Which lines below hold the word "clock"? Report each one.
* START ENTRIES PROVIDED *
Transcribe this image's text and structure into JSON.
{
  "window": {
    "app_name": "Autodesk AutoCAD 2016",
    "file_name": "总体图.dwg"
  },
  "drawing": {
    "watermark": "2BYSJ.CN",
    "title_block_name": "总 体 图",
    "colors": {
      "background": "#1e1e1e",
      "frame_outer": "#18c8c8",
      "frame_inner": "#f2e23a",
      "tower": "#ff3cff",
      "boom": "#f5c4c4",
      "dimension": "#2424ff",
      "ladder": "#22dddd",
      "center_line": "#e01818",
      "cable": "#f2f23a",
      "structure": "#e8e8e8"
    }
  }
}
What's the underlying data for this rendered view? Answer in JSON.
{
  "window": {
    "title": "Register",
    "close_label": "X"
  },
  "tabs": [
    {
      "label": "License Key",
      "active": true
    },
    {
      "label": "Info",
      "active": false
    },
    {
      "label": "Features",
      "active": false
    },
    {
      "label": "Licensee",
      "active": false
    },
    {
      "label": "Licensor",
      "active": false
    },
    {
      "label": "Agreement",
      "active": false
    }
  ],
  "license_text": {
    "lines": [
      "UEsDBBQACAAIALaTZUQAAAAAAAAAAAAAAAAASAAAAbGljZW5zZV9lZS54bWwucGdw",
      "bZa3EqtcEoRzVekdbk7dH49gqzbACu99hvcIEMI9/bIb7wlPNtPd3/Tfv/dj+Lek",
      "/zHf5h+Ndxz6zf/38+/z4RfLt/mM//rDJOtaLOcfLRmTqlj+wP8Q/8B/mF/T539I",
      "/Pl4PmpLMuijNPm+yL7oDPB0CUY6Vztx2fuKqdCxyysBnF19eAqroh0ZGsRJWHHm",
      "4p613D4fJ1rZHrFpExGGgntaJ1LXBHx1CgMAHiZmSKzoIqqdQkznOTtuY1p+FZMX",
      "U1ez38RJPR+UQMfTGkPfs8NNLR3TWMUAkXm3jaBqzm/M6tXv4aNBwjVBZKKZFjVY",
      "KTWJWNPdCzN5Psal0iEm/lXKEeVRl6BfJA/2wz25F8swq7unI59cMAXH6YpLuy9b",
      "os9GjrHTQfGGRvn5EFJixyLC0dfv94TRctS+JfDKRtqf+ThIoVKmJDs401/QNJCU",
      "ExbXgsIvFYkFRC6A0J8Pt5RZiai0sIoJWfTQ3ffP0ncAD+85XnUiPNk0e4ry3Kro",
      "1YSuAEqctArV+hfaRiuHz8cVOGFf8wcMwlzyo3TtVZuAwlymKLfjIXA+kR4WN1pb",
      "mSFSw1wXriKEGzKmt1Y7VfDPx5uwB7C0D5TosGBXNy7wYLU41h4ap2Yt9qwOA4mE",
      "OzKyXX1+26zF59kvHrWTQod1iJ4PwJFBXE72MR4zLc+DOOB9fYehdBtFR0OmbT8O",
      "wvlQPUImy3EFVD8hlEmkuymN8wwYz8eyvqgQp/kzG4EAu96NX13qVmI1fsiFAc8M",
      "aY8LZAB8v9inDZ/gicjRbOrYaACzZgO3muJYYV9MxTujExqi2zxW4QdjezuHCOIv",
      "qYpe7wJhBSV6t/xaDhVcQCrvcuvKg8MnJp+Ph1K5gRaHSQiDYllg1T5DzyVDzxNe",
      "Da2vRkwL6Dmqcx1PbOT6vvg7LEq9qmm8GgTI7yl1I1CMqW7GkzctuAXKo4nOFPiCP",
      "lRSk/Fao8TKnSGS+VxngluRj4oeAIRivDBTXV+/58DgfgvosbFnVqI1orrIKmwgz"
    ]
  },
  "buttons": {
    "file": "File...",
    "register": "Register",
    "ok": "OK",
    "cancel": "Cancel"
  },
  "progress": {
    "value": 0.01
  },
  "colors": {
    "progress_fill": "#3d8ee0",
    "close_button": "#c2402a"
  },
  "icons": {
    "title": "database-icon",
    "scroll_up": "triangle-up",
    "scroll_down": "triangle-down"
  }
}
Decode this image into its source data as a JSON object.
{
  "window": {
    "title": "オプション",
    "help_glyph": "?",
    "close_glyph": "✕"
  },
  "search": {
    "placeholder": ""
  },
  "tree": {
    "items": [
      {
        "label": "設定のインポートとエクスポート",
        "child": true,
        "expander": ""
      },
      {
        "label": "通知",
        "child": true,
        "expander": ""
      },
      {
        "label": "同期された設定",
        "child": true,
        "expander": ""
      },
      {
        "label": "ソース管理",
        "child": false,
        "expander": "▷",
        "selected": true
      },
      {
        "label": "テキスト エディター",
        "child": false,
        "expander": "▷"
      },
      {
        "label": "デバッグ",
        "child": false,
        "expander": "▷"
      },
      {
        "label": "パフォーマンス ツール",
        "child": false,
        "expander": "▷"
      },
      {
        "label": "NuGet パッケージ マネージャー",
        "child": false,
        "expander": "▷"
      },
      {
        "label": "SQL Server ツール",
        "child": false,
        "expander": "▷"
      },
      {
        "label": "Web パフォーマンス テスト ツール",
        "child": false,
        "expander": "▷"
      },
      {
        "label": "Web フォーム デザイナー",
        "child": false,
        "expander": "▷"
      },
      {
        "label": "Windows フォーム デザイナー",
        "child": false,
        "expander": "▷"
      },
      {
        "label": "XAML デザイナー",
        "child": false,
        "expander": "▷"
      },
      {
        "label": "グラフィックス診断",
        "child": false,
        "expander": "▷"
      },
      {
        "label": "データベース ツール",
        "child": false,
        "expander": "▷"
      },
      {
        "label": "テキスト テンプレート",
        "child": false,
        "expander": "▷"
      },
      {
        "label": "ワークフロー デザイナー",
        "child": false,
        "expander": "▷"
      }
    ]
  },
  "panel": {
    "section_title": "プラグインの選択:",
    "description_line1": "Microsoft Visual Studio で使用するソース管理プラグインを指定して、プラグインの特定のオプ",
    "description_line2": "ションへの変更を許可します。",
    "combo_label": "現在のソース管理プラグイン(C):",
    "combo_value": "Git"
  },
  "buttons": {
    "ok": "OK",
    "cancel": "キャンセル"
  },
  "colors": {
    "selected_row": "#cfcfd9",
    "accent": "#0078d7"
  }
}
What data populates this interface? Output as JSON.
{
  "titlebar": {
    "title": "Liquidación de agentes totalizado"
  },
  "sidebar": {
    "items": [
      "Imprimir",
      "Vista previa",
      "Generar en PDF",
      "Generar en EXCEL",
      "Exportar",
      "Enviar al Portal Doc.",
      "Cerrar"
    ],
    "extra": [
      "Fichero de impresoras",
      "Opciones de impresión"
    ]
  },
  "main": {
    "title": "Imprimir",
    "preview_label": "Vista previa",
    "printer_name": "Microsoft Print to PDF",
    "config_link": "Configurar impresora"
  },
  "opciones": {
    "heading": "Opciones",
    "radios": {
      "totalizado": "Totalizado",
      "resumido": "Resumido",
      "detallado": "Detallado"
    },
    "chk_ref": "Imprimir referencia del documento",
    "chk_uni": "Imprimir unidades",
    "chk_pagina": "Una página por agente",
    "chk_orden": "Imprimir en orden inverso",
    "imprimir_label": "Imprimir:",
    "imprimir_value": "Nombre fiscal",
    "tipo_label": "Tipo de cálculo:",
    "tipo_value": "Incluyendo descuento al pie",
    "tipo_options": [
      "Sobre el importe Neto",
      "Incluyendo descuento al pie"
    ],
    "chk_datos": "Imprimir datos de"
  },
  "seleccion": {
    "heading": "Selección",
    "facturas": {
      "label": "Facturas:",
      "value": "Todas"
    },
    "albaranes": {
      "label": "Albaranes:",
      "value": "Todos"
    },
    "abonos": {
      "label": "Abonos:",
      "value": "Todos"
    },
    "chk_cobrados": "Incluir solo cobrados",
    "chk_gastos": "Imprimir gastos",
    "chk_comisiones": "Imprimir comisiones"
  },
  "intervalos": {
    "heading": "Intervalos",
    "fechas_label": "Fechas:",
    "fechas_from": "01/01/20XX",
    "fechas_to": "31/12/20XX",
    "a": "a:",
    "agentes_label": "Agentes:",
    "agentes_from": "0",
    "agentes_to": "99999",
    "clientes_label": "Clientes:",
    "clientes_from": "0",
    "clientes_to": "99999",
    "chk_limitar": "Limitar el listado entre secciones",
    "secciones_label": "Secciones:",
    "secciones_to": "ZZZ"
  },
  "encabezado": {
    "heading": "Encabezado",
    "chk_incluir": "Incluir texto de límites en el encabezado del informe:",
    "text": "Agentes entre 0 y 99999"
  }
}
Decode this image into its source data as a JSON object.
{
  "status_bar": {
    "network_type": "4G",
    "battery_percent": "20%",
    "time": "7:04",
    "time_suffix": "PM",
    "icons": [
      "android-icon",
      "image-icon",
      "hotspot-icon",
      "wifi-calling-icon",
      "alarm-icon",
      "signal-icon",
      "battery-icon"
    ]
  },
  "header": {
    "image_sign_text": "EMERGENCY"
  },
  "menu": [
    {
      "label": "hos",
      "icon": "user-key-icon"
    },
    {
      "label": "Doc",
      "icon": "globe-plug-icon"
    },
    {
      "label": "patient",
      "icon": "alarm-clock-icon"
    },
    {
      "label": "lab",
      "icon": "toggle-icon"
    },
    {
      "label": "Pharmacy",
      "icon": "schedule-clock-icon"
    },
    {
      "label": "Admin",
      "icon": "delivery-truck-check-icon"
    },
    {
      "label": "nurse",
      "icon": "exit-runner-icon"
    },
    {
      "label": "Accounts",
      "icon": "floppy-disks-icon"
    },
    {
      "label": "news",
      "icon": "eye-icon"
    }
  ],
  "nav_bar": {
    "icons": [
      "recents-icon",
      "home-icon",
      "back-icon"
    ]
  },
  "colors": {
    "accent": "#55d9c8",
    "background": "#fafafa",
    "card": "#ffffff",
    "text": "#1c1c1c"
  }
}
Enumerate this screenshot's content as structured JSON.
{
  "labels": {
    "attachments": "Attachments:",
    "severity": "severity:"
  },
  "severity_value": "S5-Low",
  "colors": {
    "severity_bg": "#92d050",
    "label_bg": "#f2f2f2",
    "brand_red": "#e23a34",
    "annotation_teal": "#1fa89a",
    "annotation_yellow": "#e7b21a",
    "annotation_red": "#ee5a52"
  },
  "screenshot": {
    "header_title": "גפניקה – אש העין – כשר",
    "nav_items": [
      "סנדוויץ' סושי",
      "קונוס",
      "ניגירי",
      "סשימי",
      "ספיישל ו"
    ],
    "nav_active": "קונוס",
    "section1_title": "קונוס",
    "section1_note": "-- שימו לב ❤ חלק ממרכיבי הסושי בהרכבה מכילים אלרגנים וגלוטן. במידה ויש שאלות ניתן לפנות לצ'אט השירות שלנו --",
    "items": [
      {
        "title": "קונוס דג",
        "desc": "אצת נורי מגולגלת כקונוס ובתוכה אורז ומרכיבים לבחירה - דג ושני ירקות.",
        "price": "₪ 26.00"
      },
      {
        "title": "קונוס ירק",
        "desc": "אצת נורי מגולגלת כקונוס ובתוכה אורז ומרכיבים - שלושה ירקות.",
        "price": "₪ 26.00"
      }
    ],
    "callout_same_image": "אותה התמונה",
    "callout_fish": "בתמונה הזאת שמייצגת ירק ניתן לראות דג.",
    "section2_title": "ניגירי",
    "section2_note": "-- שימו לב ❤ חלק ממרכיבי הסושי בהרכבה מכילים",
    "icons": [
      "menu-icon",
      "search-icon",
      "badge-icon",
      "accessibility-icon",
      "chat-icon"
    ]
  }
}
* END ENTRIES PROVIDED *
| EXERCISE OUTPUT |
      "icon": "alarm-clock-icon"
      "icon": "schedule-clock-icon"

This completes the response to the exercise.